Private consumption growth accelerated to 9.0% (2Q 2018: 8.0%). Household spending was boosted in July and August 2018, following the zerorisation of the Goods and Services Tax (GST) rate1, particularly on durable goods such as motor vehicles and furnishings, as well as food and beverages. Continued expansion in income and employment provided key support to household spending.

Private investment growth edged higher to 6.9% (2Q 2018: 6.1%), underpinned mainly by capital spending in the manufacturing and services sectors. During the quarter, frms further expanded equipment spending to cater to positive demand.

Public consumption grew at a faster pace (5.2%; 2Q 2018: 3.1%). This was attributable to a higher spending on supplies and services, which more than offset the moderation in emoluments growth. Public investment registered a smaller decline during the quarter (-5.5%; 2Q 2018: -9.8%), due to improvements in General Government capital spending. However, capital spending by public corporations was lower as some projects were near completion.

Gross fixed capital formation (GFCF) increased at a faster pace of 3.2% (2Q 2018: 2.2%), supported by type of assets, capital spending on machinery and equipment was higher at 5.9% (2Q 2018: 3.6%). Investment in other types of assets turned around to register a marginal positive growth of 0.1% (2Q 2018: -2.9%). Investment in structures grew at a moderate pace of 1.8% (2Q 2018: 2.1%), due mainly to continued weak investments in residential property.

(Source: Extracted from the latest BNM Quarterly Bulletin - Developments in the Malaysian Economy, Third Quarter 2018)

OPR remained accommodative

The Monetary Policy Committee (MPC) kept the Overnight Policy Rate (OPR) unchanged at 3.25% at the July, September and November 2018 meetings. At this level of the OPR, the stance of monetary policy remains accommodative and supportive of economic activity.

The Malaysian economy is expected to remain on a steady growth path, with private consumption the main driver of growth, investment activity sustained and exports providing an additional lift to growth, albeit to a lesser extent. Underlying economic factors are providing continued support to domestic economic growth, including low unemployment and a surplus in the current account of the balance of payments.

Headline inflation is expected to increase going forward, primarily due to higher projected global oil prices and the prospective floating of fuel prices. Underlying inflation, which excludes the impact of consumption tax policy changes, is expected to remain contained in the absence of strong demand pressures.

Risks to the global growth outlook remain tilted to the downside, which could cause headwinds to the domestic economy. These include any further escalation in trade tensions; and spillover effects to emerging economies in an environment of greater volatility in the international fnancial markets and a faster pace of monetary policy normalisation in the advanced economies. Domestically, risks remain from prolonged weakness in the mining and agriculture sectors.

Job 1:
Format as a Markdown table everything in the listing from the line containing "16, 929, 37]" down to the line containing "459, 134, 476]", both included, with the columns Row and Listing line. Number each row and leave out blank lines.
Job 2:
Resume the excerpt on the Malaysian economy and monetary policy after its last sentence.

Exercise materials:
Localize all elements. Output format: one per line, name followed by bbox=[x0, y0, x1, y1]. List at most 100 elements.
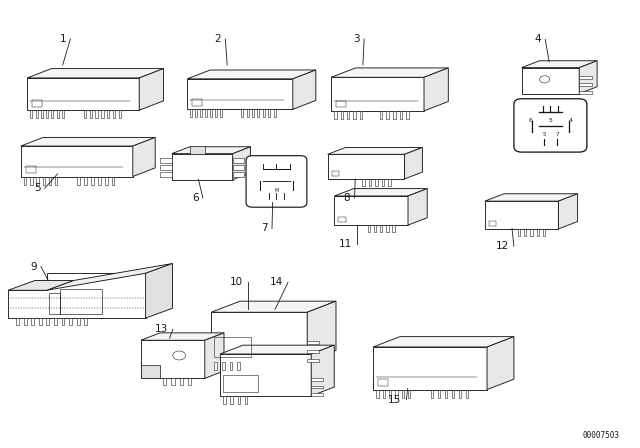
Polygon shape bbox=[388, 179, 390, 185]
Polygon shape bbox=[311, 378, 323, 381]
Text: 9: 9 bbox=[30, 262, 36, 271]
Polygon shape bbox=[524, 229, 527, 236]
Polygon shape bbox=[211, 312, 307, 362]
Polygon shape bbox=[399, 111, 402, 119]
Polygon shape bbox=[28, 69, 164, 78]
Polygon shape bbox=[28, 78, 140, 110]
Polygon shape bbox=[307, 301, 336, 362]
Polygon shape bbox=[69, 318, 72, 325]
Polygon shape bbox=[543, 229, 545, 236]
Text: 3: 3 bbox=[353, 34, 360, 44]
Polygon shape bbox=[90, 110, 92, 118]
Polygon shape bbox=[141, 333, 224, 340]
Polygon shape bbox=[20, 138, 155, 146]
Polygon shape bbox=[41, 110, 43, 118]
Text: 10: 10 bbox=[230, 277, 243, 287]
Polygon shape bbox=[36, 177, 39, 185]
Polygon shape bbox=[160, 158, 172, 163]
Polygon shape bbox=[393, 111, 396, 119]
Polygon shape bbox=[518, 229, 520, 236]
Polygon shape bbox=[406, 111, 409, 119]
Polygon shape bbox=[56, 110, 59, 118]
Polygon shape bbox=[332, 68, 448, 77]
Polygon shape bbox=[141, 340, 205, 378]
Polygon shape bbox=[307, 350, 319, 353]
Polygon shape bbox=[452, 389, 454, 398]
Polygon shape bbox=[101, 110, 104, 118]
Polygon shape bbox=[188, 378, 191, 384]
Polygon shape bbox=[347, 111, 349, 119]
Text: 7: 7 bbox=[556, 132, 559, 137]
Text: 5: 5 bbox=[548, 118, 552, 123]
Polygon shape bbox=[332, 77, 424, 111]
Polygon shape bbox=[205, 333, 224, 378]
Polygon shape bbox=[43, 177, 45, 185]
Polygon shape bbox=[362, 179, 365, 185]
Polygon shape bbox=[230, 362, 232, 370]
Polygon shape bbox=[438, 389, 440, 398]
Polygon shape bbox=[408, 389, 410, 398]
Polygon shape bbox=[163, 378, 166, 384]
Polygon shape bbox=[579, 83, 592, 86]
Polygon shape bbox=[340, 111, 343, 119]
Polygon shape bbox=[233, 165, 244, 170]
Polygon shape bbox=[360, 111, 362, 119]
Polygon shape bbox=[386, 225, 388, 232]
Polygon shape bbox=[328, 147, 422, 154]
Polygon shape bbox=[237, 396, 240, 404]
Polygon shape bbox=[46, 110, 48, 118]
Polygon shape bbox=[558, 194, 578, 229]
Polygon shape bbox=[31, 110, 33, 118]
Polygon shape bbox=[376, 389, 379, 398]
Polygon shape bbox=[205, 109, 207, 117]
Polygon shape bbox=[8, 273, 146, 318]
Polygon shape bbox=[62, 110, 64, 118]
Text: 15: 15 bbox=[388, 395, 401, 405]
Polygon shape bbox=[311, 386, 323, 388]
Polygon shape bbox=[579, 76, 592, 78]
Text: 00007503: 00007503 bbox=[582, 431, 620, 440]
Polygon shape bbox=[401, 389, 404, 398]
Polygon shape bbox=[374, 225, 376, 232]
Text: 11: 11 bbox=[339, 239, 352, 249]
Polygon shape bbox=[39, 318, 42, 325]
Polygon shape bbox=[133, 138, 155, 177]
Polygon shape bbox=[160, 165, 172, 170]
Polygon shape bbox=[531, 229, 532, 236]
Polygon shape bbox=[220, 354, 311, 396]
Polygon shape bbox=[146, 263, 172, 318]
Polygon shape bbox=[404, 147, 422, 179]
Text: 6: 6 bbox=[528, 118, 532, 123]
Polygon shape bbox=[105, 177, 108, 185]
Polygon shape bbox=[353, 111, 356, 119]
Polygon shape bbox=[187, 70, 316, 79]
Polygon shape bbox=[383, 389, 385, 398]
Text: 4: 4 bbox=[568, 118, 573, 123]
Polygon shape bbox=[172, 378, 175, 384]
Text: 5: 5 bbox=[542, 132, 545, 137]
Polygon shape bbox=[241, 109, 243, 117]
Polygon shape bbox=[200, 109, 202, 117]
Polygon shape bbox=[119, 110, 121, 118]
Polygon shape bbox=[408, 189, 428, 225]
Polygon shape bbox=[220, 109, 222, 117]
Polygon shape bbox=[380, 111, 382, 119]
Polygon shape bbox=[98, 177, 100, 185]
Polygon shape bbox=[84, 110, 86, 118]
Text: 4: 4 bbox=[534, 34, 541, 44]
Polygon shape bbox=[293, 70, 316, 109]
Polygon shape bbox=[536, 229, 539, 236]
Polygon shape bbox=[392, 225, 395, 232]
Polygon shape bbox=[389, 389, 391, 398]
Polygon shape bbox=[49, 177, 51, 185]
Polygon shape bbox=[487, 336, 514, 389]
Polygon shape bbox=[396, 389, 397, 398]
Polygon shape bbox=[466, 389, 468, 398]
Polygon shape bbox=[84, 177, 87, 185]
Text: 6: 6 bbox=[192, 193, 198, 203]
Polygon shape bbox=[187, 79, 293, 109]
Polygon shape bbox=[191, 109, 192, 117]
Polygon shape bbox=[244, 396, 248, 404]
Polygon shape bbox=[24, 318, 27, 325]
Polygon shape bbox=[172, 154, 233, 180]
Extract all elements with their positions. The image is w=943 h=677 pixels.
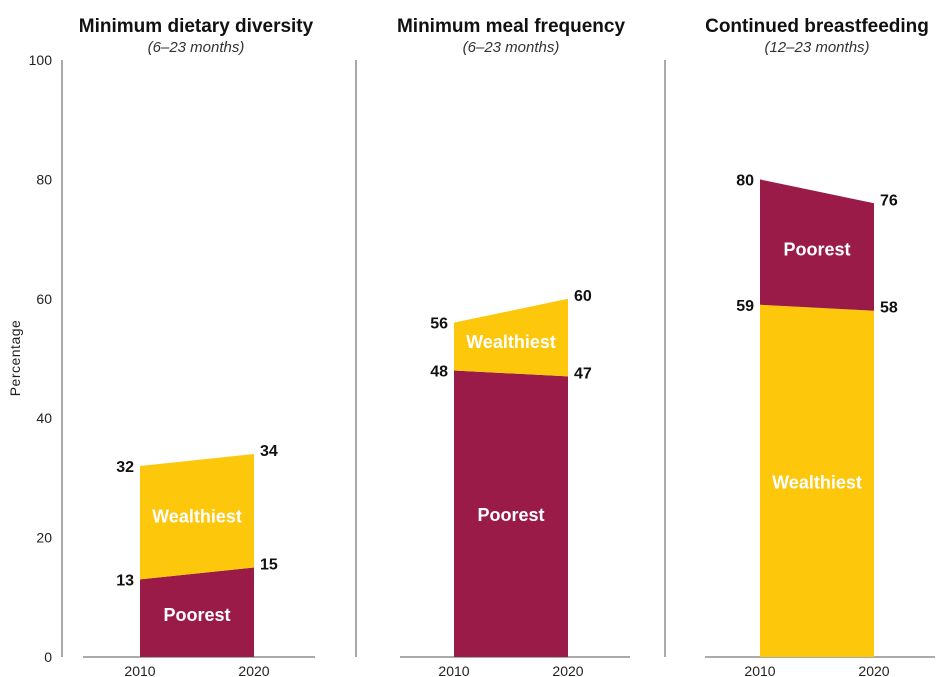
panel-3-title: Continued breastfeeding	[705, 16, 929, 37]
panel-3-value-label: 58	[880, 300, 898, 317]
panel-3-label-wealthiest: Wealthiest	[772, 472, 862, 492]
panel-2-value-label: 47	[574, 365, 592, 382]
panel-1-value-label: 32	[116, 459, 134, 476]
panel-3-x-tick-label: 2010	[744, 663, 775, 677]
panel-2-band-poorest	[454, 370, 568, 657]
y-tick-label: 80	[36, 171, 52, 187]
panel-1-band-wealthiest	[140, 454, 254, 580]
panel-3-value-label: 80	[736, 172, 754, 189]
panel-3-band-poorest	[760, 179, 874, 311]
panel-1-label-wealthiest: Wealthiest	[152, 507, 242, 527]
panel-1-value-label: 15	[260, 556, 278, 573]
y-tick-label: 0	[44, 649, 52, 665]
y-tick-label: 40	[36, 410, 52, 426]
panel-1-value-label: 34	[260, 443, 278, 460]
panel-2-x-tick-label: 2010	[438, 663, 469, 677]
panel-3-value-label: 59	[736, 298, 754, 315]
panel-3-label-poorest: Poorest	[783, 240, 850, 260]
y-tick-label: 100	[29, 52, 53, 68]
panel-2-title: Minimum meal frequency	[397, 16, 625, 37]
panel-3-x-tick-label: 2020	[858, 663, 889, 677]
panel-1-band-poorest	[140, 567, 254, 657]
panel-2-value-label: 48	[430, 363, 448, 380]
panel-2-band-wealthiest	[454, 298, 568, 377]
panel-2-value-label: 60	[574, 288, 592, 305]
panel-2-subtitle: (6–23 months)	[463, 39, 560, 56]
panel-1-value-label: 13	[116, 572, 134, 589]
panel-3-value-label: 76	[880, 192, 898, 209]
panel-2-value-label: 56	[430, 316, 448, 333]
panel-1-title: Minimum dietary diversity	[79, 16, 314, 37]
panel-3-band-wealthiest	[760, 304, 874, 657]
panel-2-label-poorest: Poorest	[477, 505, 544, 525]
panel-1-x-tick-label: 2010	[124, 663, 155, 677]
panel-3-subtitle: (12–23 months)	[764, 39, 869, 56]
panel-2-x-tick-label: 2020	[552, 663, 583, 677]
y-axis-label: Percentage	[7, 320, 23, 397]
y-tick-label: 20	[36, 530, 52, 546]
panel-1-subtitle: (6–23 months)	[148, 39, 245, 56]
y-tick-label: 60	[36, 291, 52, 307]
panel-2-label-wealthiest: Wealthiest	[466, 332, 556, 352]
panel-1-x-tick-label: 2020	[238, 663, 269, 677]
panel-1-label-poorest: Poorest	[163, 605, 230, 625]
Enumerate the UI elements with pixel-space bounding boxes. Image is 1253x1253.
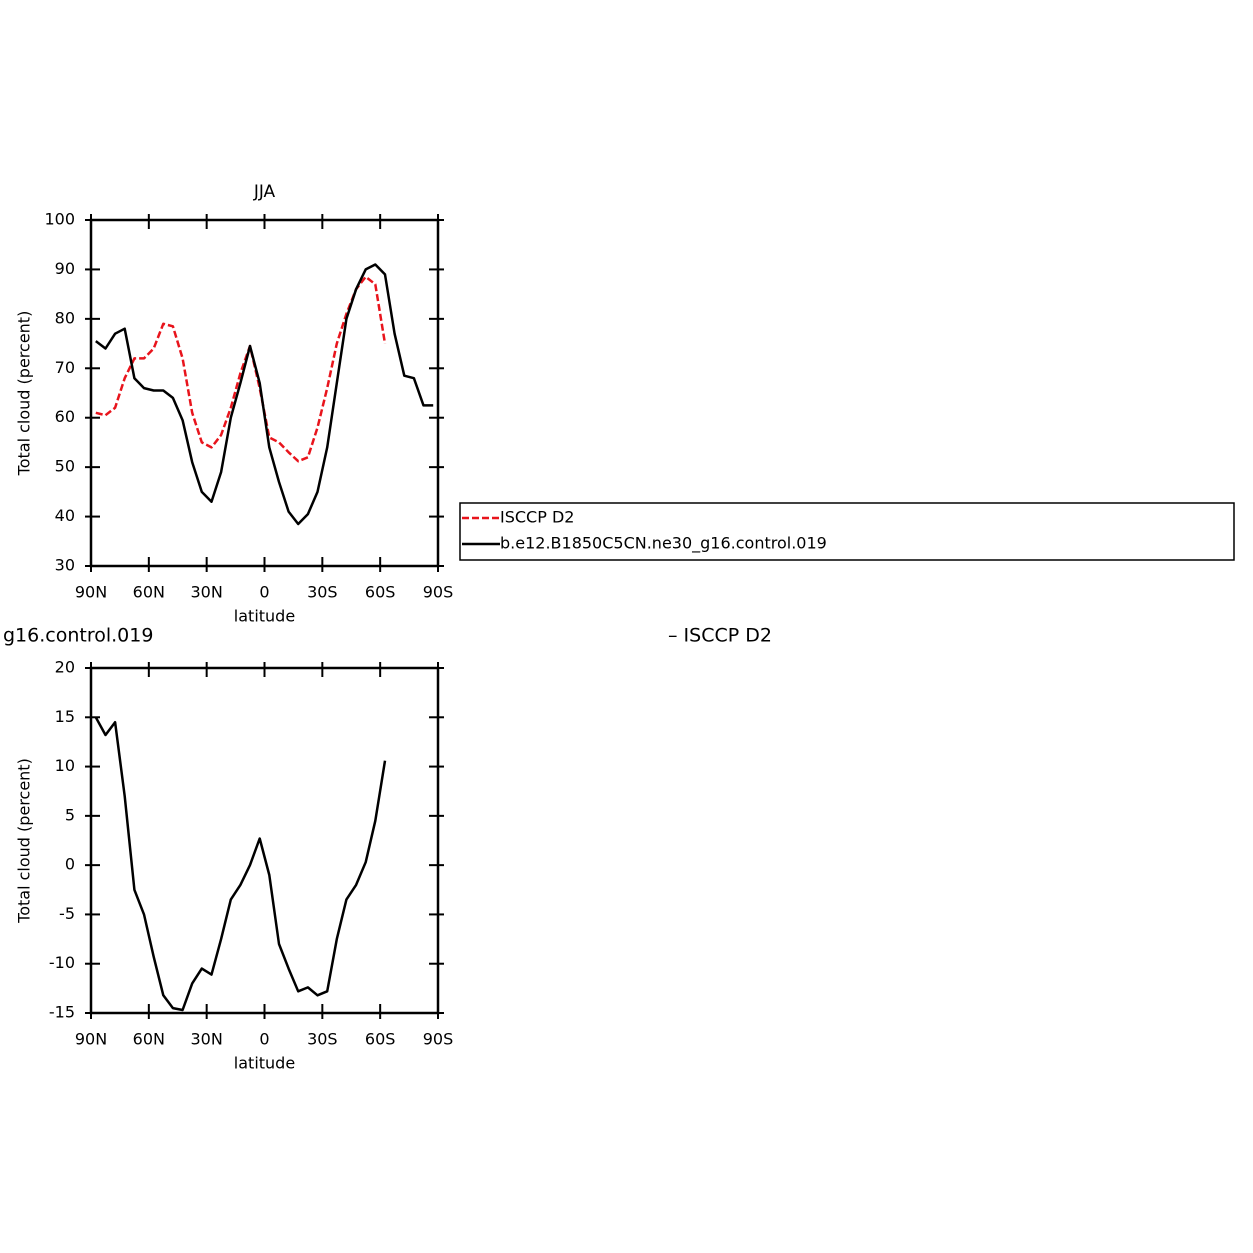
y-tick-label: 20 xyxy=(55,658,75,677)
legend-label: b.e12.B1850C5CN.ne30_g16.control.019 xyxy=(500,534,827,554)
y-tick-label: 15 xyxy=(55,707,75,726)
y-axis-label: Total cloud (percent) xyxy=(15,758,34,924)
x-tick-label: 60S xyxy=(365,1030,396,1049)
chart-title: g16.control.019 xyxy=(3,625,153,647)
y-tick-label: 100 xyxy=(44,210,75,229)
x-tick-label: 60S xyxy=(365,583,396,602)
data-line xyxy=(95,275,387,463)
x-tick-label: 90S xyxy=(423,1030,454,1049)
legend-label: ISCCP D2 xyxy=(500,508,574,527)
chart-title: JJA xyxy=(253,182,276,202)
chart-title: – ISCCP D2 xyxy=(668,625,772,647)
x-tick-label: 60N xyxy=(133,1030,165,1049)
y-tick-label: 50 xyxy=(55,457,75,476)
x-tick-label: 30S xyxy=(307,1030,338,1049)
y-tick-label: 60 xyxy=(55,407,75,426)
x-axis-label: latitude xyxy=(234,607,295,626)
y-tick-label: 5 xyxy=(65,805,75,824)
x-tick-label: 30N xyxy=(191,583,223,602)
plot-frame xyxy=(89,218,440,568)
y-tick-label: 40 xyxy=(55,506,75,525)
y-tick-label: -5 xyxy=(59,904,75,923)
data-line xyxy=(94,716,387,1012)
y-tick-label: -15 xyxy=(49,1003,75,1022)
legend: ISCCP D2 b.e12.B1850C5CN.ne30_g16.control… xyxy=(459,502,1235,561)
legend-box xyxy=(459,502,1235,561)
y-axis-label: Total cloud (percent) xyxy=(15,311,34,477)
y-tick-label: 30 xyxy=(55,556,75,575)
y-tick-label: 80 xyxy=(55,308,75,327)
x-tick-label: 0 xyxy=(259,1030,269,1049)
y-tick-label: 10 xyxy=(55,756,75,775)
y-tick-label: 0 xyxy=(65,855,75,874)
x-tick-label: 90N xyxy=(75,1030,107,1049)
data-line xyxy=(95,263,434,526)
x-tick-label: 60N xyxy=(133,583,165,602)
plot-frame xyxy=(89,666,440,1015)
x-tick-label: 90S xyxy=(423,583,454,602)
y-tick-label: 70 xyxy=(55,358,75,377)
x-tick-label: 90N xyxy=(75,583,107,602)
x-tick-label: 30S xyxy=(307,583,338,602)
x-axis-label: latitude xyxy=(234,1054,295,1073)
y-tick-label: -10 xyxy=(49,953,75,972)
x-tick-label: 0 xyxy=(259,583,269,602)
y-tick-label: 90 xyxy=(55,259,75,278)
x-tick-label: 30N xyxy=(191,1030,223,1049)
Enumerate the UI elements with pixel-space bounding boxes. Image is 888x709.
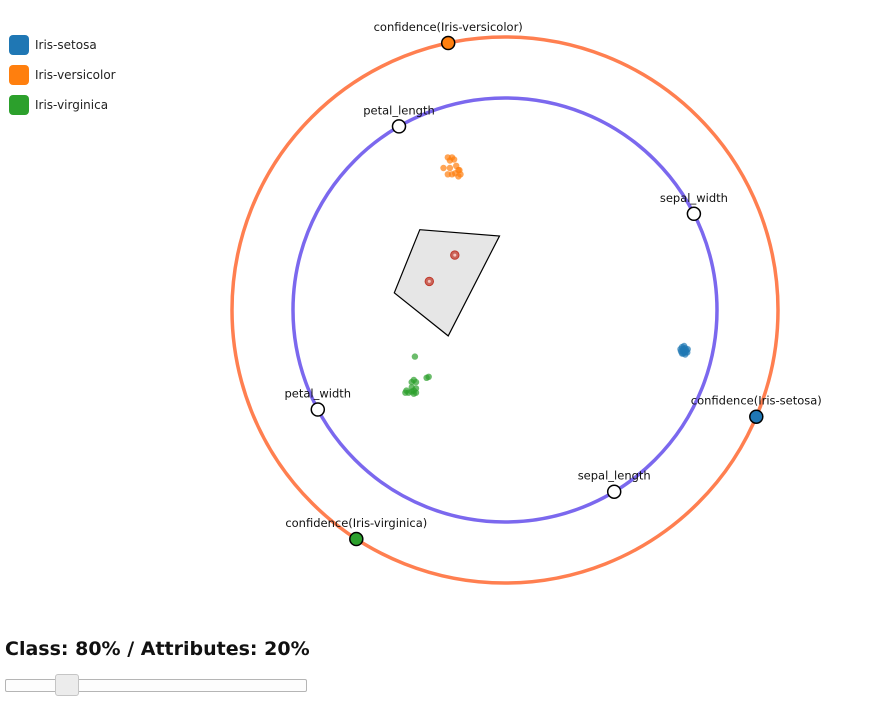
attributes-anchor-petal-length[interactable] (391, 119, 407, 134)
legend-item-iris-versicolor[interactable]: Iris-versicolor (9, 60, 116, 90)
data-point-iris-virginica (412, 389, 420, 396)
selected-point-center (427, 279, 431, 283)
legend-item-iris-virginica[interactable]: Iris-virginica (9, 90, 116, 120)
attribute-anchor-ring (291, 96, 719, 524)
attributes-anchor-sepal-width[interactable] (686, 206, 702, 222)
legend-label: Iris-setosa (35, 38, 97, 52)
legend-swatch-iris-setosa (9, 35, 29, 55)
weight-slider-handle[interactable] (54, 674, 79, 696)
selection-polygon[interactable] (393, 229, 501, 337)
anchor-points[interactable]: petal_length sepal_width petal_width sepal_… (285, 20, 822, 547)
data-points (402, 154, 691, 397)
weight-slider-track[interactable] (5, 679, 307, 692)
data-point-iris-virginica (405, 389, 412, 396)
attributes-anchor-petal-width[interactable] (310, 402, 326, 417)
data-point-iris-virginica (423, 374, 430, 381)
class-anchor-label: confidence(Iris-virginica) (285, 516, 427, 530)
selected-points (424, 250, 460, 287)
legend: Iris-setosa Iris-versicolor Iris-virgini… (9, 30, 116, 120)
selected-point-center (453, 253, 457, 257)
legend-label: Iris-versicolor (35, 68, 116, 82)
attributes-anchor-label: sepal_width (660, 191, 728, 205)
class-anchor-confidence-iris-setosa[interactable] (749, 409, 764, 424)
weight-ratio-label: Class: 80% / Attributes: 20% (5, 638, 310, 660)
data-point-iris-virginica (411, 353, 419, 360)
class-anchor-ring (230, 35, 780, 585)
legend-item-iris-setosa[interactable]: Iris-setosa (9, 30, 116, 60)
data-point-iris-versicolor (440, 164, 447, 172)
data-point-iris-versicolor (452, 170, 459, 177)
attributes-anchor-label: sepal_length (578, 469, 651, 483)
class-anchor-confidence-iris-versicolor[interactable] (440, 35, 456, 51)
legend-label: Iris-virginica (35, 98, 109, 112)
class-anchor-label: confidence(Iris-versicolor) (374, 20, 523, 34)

Exercise answer 1:
| Row | Listing line |
|---|---|
| 1 | panel-3-title: Continued breastfeeding	[705, 16, 929, 37] |
| 2 | panel-3-value-label: 58	[880, 300, 898, 317] |
| 3 | panel-3-label-wealthiest: Wealthiest	[772, 472, 862, 492] |
| 4 | panel-2-value-label: 47	[574, 365, 592, 382] |
| 5 | panel-1-value-label: 32	[116, 459, 134, 476] |

Exercise answer 2:
In line with regional economies, the domestic fnancial markets continue to experience non-resident portfolio outflows due to global developments. Nevertheless, the fnancial markets remain orderly with domestic monetary and fnancial conditions supportive of economic growth. Exchange rate flexibility plays an important role as a shock absorber for the domestic economy. The fnancial sector is sound, with fnancial institutions operating with strong capital and liquidity buffers. Monetary operations will continue to ensure sufcient liquidity to support the orderly functioning of money and foreign exchange markets and intermediation activity.

(Source: Extracted from the latest BNM, Quarterly Bulletin - The Bank Policy Consideration, Third Quarter 2018)

Overall liquidity conditions remained sufficient for financial intermediation

In the banking system, liquidity conditions remained sufficient at both the institutional and system-wide levels. Reflecting the overall non-resident portfolio outflows during the quarter, the level of surplus liquidity placed with the Bank was lower. Nevertheless, interbank lending and borrowing activities remained orderly. At the institutional level, most banks continued to maintain surplus liquidity positions.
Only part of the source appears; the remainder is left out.